Find the word "Forecast" in the data. Return every line where it appears.
--- Start Provided information ---
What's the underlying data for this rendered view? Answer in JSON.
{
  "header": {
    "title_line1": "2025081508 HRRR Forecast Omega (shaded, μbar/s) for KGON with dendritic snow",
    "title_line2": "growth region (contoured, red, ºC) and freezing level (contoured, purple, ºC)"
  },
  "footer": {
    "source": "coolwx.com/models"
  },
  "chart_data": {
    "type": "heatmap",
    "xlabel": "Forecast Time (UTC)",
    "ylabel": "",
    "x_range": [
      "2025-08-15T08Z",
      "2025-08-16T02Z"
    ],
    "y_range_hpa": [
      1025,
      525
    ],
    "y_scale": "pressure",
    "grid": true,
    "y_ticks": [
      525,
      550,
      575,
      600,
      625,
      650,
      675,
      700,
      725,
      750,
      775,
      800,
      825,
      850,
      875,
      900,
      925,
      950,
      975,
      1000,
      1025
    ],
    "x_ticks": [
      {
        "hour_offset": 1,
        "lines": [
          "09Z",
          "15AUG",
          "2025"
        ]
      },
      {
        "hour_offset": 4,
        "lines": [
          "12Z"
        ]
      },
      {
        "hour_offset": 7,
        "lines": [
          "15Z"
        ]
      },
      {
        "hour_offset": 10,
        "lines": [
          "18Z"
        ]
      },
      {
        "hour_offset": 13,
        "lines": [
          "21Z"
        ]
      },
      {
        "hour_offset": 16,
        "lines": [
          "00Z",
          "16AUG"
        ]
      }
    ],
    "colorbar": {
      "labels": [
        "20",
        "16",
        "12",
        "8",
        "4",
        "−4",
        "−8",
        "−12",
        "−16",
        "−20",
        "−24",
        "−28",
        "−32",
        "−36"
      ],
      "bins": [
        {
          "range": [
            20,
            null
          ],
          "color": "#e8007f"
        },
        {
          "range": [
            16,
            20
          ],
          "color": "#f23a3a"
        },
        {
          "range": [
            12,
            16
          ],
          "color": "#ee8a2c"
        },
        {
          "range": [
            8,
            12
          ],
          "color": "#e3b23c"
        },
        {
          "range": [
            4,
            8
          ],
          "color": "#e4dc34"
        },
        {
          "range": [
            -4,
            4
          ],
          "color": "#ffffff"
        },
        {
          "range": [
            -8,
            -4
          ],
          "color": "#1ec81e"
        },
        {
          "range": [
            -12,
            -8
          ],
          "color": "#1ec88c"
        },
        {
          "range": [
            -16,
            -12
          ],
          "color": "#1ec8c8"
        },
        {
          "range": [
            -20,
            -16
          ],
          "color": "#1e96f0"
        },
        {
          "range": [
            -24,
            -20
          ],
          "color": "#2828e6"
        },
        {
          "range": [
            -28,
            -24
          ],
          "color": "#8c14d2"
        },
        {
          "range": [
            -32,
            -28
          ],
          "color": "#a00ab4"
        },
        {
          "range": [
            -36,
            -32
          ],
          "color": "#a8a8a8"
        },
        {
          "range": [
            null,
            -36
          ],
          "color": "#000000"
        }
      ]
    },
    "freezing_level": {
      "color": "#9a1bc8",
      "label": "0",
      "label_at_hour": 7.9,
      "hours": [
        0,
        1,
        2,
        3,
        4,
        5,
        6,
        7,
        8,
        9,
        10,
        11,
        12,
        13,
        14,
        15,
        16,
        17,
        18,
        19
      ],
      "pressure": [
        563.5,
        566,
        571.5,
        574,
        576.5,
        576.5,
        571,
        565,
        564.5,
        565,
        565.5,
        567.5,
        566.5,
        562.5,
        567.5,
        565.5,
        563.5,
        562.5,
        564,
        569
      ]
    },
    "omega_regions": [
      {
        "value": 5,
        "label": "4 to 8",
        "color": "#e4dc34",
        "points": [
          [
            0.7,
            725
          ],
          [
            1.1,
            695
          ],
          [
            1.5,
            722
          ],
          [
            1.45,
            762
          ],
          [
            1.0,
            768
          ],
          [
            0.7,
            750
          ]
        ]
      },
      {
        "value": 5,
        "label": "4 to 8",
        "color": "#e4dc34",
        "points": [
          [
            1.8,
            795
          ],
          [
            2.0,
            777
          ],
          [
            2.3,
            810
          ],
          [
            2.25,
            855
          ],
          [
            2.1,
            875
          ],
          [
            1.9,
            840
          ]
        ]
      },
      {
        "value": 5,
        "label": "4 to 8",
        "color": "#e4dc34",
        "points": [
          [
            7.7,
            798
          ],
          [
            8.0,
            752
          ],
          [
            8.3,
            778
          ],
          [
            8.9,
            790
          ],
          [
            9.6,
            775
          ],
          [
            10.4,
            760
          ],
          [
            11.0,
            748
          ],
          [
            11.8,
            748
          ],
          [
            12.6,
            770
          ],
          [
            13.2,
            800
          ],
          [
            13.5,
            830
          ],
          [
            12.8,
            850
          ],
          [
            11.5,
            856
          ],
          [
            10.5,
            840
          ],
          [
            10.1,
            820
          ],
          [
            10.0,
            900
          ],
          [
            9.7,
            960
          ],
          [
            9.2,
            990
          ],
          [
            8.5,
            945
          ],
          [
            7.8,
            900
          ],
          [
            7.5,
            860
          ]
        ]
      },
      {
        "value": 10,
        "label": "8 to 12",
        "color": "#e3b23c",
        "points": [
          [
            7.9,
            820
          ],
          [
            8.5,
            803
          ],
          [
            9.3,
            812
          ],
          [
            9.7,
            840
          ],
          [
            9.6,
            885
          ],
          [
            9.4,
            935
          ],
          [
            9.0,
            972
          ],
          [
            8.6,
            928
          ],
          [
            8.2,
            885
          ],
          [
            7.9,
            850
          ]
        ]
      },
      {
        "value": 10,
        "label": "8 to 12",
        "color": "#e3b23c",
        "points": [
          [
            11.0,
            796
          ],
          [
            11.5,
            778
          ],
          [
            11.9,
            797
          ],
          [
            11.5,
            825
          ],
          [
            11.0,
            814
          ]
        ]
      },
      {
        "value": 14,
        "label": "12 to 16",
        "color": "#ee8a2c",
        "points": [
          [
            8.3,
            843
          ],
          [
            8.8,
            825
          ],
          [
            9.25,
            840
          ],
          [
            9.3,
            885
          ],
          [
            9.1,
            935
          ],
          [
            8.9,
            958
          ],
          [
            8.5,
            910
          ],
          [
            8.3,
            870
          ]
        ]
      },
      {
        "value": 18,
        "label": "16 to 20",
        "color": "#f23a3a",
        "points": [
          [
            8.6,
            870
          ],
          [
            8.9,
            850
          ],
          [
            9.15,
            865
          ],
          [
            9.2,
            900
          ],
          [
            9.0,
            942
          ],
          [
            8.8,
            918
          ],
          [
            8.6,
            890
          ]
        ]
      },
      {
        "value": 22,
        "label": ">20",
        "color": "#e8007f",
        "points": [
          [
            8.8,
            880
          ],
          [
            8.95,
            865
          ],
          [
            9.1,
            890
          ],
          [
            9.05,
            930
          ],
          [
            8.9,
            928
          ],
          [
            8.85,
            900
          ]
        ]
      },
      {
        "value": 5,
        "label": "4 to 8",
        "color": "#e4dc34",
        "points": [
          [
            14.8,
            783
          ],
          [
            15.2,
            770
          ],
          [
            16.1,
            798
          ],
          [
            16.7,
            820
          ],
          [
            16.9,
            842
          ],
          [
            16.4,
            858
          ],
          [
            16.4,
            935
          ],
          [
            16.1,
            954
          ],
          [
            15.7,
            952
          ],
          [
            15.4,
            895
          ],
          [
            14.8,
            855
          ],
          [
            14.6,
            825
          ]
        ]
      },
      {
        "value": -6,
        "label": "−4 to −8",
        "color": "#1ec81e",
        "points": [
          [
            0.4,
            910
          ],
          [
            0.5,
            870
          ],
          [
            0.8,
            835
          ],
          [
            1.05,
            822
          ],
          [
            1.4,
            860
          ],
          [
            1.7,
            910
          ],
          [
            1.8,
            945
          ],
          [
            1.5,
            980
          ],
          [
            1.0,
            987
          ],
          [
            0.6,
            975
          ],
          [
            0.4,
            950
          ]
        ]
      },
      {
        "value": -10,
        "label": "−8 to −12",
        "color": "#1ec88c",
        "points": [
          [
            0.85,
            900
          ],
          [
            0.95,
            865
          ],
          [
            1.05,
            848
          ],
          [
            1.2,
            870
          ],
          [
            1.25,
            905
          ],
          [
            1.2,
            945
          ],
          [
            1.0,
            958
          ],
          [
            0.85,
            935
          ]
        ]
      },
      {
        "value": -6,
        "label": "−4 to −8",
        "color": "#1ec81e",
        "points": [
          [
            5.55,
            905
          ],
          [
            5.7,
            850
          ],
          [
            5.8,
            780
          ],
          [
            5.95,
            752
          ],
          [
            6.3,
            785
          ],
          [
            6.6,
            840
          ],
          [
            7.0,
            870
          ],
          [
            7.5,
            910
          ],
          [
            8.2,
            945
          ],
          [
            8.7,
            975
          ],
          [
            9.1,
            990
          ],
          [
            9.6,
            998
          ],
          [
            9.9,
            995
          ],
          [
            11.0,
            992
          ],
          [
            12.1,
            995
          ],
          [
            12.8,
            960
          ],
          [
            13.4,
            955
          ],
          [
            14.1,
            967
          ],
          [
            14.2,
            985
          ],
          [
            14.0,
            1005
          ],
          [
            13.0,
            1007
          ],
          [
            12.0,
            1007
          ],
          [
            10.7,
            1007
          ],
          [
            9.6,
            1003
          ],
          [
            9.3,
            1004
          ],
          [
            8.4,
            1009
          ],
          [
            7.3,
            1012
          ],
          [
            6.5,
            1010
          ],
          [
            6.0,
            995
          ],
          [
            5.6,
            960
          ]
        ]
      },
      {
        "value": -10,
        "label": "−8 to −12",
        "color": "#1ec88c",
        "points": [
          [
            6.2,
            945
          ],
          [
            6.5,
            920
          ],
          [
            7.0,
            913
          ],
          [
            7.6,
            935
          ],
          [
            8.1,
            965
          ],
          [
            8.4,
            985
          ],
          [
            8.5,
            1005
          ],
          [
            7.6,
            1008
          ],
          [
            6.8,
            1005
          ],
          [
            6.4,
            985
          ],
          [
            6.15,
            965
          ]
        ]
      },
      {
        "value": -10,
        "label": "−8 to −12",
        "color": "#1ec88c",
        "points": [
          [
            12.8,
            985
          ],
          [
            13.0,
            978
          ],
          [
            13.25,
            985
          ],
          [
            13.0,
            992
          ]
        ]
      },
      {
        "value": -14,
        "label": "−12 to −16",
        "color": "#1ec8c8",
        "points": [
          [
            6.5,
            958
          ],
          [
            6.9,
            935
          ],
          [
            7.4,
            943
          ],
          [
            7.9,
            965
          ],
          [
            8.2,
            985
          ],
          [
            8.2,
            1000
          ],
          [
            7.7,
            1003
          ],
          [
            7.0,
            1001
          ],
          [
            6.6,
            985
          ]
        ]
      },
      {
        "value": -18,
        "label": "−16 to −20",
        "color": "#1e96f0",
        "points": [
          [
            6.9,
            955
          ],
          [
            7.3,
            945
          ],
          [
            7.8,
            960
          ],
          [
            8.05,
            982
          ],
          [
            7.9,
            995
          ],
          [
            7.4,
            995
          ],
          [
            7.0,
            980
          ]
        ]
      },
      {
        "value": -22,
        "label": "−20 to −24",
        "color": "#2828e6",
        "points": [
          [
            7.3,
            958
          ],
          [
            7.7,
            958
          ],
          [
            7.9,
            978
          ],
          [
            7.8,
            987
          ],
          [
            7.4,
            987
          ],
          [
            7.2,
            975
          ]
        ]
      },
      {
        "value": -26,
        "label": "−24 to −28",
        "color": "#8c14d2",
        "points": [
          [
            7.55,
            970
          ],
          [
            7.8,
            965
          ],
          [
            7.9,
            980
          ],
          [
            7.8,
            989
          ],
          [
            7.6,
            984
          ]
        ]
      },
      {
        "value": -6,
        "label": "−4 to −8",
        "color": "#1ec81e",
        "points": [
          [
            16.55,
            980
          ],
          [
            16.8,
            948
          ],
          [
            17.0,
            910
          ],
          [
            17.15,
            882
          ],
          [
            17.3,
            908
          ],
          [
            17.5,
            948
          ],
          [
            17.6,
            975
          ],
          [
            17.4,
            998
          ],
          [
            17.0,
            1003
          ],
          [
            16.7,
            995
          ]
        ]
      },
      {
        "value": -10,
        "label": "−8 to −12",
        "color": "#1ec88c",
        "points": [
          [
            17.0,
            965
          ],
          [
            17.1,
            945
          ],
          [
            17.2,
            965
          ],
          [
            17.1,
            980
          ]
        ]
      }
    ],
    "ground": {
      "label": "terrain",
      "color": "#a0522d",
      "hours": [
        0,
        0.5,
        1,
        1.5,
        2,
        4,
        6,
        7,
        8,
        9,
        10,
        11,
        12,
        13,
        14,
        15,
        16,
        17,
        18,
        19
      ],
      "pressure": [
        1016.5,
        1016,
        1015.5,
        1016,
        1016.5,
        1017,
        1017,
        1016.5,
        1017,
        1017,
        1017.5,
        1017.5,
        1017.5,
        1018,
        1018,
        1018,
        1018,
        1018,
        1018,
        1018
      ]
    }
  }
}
--- End Provided information ---
Finished exercise —
    "title_line1": "2025081508 HRRR Forecast Omega (shaded, μbar/s) for KGON with dendritic snow",
    "xlabel": "Forecast Time (UTC)",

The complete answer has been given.